DATA RECORDS:
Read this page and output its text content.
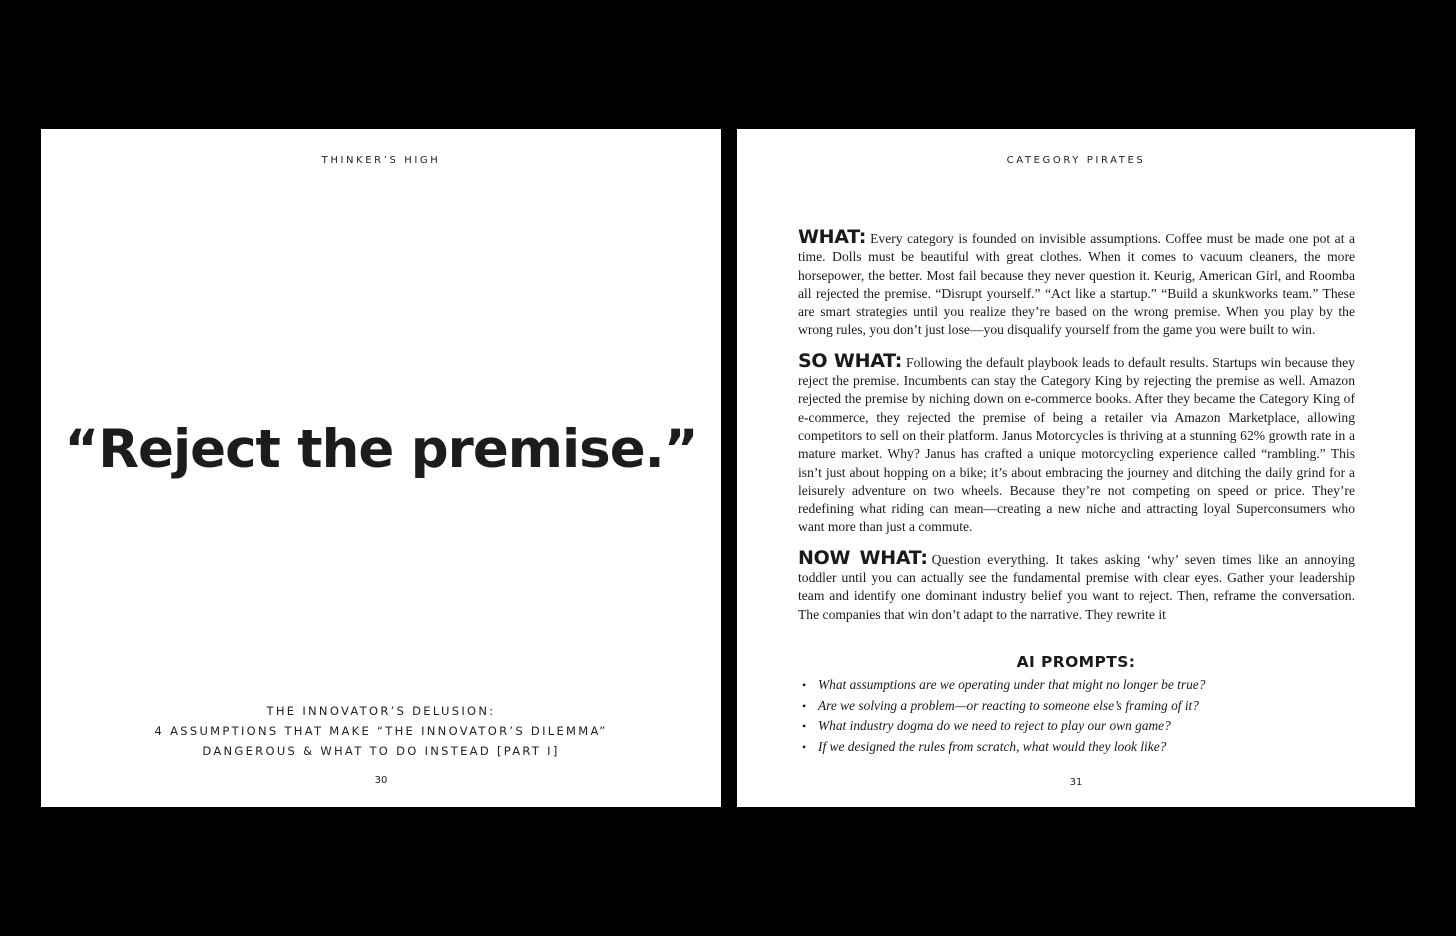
THINKER’S HIGH
“Reject the premise.”
THE INNOVATOR’S DELUSION:
4 ASSUMPTIONS THAT MAKE “THE INNOVATOR’S DILEMMA”
DANGEROUS & WHAT TO DO INSTEAD [PART I]
30
CATEGORY PIRATES

WHAT: Every category is founded on invisible assumptions. Coffee must be made one pot at a time. Dolls must be beautiful with great clothes. When it comes to vacuum cleaners, the more horsepower, the better. Most fail because they never question it. Keurig, American Girl, and Roomba all rejected the premise. “Disrupt yourself.” “Act like a startup.” “Build a skunkworks team.” These are smart strategies until you realize they’re based on the wrong premise. When you play by the wrong rules, you don’t just lose—you disqualify yourself from the game you were built to win.

SO WHAT: Following the default playbook leads to default results. Startups win because they reject the premise. Incumbents can stay the Category King by rejecting the premise as well. Amazon rejected the premise by niching down on e-commerce books. After they became the Category King of e-commerce, they rejected the premise of being a retailer via Amazon Marketplace, allowing competitors to sell on their platform. Janus Motorcycles is thriving at a stunning 62% growth rate in a mature market. Why? Janus has crafted a unique motorcycling experience called “rambling.” This isn’t just about hopping on a bike; it’s about embracing the journey and ditching the daily grind for a leisurely adventure on two wheels. Because they’re not competing on speed or price. They’re redefining what riding can mean—creating a new niche and attracting loyal Superconsumers who want more than just a commute.

NOW WHAT: Question everything. It takes asking ‘why’ seven times like an annoying toddler until you can actually see the fundamental premise with clear eyes. Gather your leadership team and identify one dominant industry belief you want to reject. Then, reframe the conversation. The companies that win don’t adapt to the narrative. They rewrite it

AI PROMPTS:
• What assumptions are we operating under that might no longer be true?
• Are we solving a problem—or reacting to someone else’s framing of it?
• What industry dogma do we need to reject to play our own game?
• If we designed the rules from scratch, what would they look like?
31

GIVEN REQUEST: Quote the material exactly. Pictures stay out.

SOLVED EXERCISE:
Read this page and output its text content.
THINKER’S HIGH
“Reject the premise.”
THE INNOVATOR’S DELUSION:
4 ASSUMPTIONS THAT MAKE “THE INNOVATOR’S DILEMMA”
DANGEROUS & WHAT TO DO INSTEAD [PART I]
30
CATEGORY PIRATES

WHAT: Every category is founded on invisible assumptions. Coffee must be made one pot at a time. Dolls must be beautiful with great clothes. When it comes to vacuum cleaners, the more horsepower, the better. Most fail because they never question it. Keurig, American Girl, and Roomba all rejected the premise. “Disrupt yourself.” “Act like a startup.” “Build a skunkworks team.” These are smart strategies until you realize they’re based on the wrong premise. When you play by the wrong rules, you don’t just lose—you disqualify yourself from the game you were built to win.

SO WHAT: Following the default playbook leads to default results. Startups win because they reject the premise. Incumbents can stay the Category King by rejecting the premise as well. Amazon rejected the premise by niching down on e-commerce books. After they became the Category King of e-commerce, they rejected the premise of being a retailer via Amazon Marketplace, allowing competitors to sell on their platform. Janus Motorcycles is thriving at a stunning 62% growth rate in a mature market. Why? Janus has crafted a unique motorcycling experience called “rambling.” This isn’t just about hopping on a bike; it’s about embracing the journey and ditching the daily grind for a leisurely adventure on two wheels. Because they’re not competing on speed or price. They’re redefining what riding can mean—creating a new niche and attracting loyal Superconsumers who want more than just a commute.

NOW WHAT: Question everything. It takes asking ‘why’ seven times like an annoying toddler until you can actually see the fundamental premise with clear eyes. Gather your leadership team and identify one dominant industry belief you want to reject. Then, reframe the conversation. The companies that win don’t adapt to the narrative. They rewrite it

AI PROMPTS:
• What assumptions are we operating under that might no longer be true?
• Are we solving a problem—or reacting to someone else’s framing of it?
• What industry dogma do we need to reject to play our own game?
• If we designed the rules from scratch, what would they look like?
31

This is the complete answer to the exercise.